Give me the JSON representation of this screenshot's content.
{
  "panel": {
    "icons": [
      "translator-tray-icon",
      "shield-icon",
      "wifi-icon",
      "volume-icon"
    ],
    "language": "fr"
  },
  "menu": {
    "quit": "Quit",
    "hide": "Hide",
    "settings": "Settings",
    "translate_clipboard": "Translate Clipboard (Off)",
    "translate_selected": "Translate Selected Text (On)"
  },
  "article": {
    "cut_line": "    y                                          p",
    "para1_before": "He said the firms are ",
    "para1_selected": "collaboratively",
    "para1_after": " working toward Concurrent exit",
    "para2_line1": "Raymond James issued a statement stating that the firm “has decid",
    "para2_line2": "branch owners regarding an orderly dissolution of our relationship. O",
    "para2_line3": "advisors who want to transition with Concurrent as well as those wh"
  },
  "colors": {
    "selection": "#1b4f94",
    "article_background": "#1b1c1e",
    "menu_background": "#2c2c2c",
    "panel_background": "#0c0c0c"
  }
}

## TASK DESCRIPTION
Reproduce the data in full, exactly as presented.

## CORRECT RESPONSE
Give me the JSON representation of this screenshot's content.
{
  "panel": {
    "icons": [
      "translator-tray-icon",
      "shield-icon",
      "wifi-icon",
      "volume-icon"
    ],
    "language": "fr"
  },
  "menu": {
    "quit": "Quit",
    "hide": "Hide",
    "settings": "Settings",
    "translate_clipboard": "Translate Clipboard (Off)",
    "translate_selected": "Translate Selected Text (On)"
  },
  "article": {
    "cut_line": "    y                                          p",
    "para1_before": "He said the firms are ",
    "para1_selected": "collaboratively",
    "para1_after": " working toward Concurrent exit",
    "para2_line1": "Raymond James issued a statement stating that the firm “has decid",
    "para2_line2": "branch owners regarding an orderly dissolution of our relationship. O",
    "para2_line3": "advisors who want to transition with Concurrent as well as those wh"
  },
  "colors": {
    "selection": "#1b4f94",
    "article_background": "#1b1c1e",
    "menu_background": "#2c2c2c",
    "panel_background": "#0c0c0c"
  }
}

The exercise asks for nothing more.